[Data start]
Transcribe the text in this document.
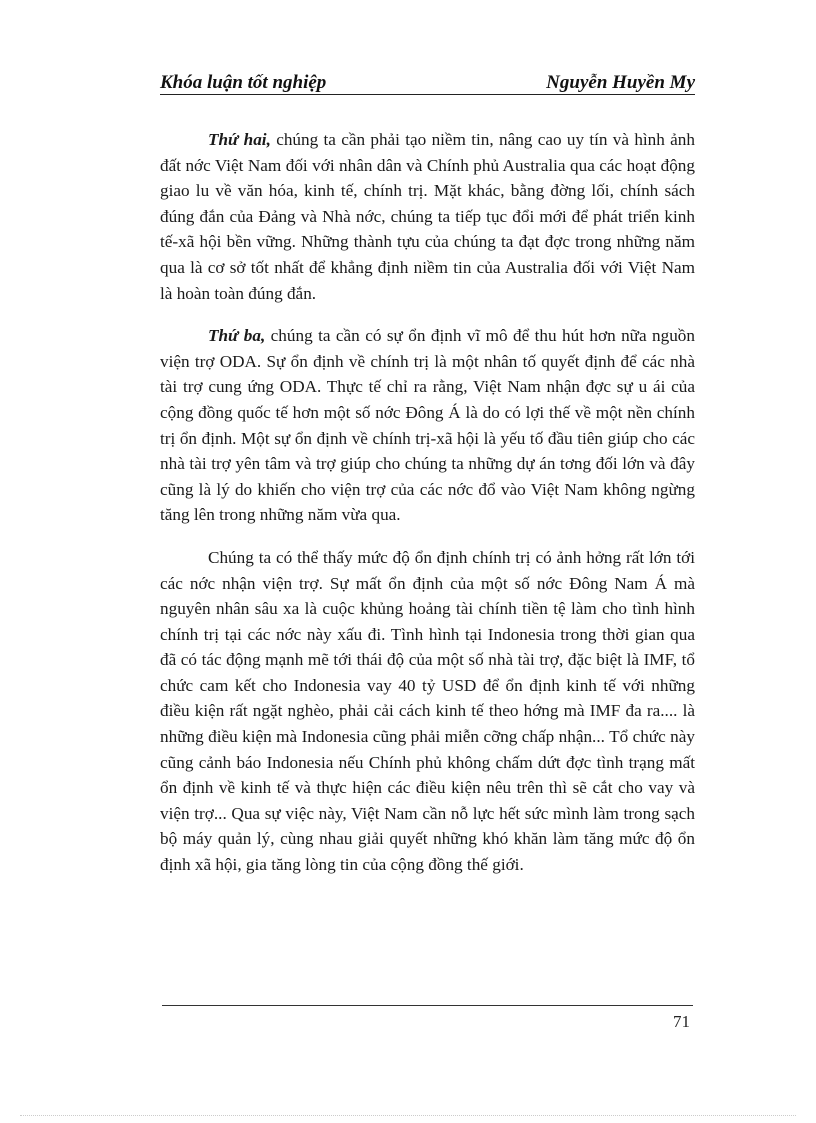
Khóa luận tốt nghiệp	Nguyễn Huyền My

Thứ hai, chúng ta cần phải tạo niềm tin, nâng cao uy tín và hình ảnh đất nớc Việt Nam đối với nhân dân và Chính phủ Australia qua các hoạt động giao lu về văn hóa, kinh tế, chính trị. Mặt khác, bằng đờng lối, chính sách đúng đắn của Đảng và Nhà nớc, chúng ta tiếp tục đổi mới để phát triển kinh tế-xã hội bền vững. Những thành tựu của chúng ta đạt đợc trong những năm qua là cơ sở tốt nhất để khẳng định niềm tin của Australia đối với Việt Nam là hoàn toàn đúng đắn.

Thứ ba, chúng ta cần có sự ổn định vĩ mô để thu hút hơn nữa nguồn viện trợ ODA. Sự ổn định về chính trị là một nhân tố quyết định để các nhà tài trợ cung ứng ODA. Thực tế chỉ ra rằng, Việt Nam nhận đợc sự u ái của cộng đồng quốc tế hơn một số nớc Đông Á là do có lợi thế về một nền chính trị ổn định. Một sự ổn định về chính trị-xã hội là yếu tố đầu tiên giúp cho các nhà tài trợ yên tâm và trợ giúp cho chúng ta những dự án tơng đối lớn và đây cũng là lý do khiến cho viện trợ của các nớc đổ vào Việt Nam không ngừng tăng lên trong những năm vừa qua.

Chúng ta có thể thấy mức độ ổn định chính trị có ảnh hởng rất lớn tới các nớc nhận viện trợ. Sự mất ổn định của một số nớc Đông Nam Á mà nguyên nhân sâu xa là cuộc khủng hoảng tài chính tiền tệ làm cho tình hình chính trị tại các nớc này xấu đi. Tình hình tại Indonesia trong thời gian qua đã có tác động mạnh mẽ tới thái độ của một số nhà tài trợ, đặc biệt là IMF, tổ chức cam kết cho Indonesia vay 40 tỷ USD để ổn định kinh tế với những điều kiện rất ngặt nghèo, phải cải cách kinh tế theo hớng mà IMF đa ra.... là những điều kiện mà Indonesia cũng phải miễn cỡng chấp nhận... Tổ chức này cũng cảnh báo Indonesia nếu Chính phủ không chấm dứt đợc tình trạng mất ổn định về kinh tế và thực hiện các điều kiện nêu trên thì sẽ cắt cho vay và viện trợ... Qua sự việc này, Việt Nam cần nỗ lực hết sức mình làm trong sạch bộ máy quản lý, cùng nhau giải quyết những khó khăn làm tăng mức độ ổn định xã hội, gia tăng lòng tin của cộng đồng thế giới.

71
[Data end]
[Aim of the exercise] Would you set down the listing exactly, omitting pictures?

[Output for this task]
Transcribe the text in this document.
Khóa luận tốt nghiệp	Nguyễn Huyền My

Thứ hai, chúng ta cần phải tạo niềm tin, nâng cao uy tín và hình ảnh đất nớc Việt Nam đối với nhân dân và Chính phủ Australia qua các hoạt động giao lu về văn hóa, kinh tế, chính trị. Mặt khác, bằng đờng lối, chính sách đúng đắn của Đảng và Nhà nớc, chúng ta tiếp tục đổi mới để phát triển kinh tế-xã hội bền vững. Những thành tựu của chúng ta đạt đợc trong những năm qua là cơ sở tốt nhất để khẳng định niềm tin của Australia đối với Việt Nam là hoàn toàn đúng đắn.

Thứ ba, chúng ta cần có sự ổn định vĩ mô để thu hút hơn nữa nguồn viện trợ ODA. Sự ổn định về chính trị là một nhân tố quyết định để các nhà tài trợ cung ứng ODA. Thực tế chỉ ra rằng, Việt Nam nhận đợc sự u ái của cộng đồng quốc tế hơn một số nớc Đông Á là do có lợi thế về một nền chính trị ổn định. Một sự ổn định về chính trị-xã hội là yếu tố đầu tiên giúp cho các nhà tài trợ yên tâm và trợ giúp cho chúng ta những dự án tơng đối lớn và đây cũng là lý do khiến cho viện trợ của các nớc đổ vào Việt Nam không ngừng tăng lên trong những năm vừa qua.

Chúng ta có thể thấy mức độ ổn định chính trị có ảnh hởng rất lớn tới các nớc nhận viện trợ. Sự mất ổn định của một số nớc Đông Nam Á mà nguyên nhân sâu xa là cuộc khủng hoảng tài chính tiền tệ làm cho tình hình chính trị tại các nớc này xấu đi. Tình hình tại Indonesia trong thời gian qua đã có tác động mạnh mẽ tới thái độ của một số nhà tài trợ, đặc biệt là IMF, tổ chức cam kết cho Indonesia vay 40 tỷ USD để ổn định kinh tế với những điều kiện rất ngặt nghèo, phải cải cách kinh tế theo hớng mà IMF đa ra.... là những điều kiện mà Indonesia cũng phải miễn cỡng chấp nhận... Tổ chức này cũng cảnh báo Indonesia nếu Chính phủ không chấm dứt đợc tình trạng mất ổn định về kinh tế và thực hiện các điều kiện nêu trên thì sẽ cắt cho vay và viện trợ... Qua sự việc này, Việt Nam cần nỗ lực hết sức mình làm trong sạch bộ máy quản lý, cùng nhau giải quyết những khó khăn làm tăng mức độ ổn định xã hội, gia tăng lòng tin của cộng đồng thế giới.

71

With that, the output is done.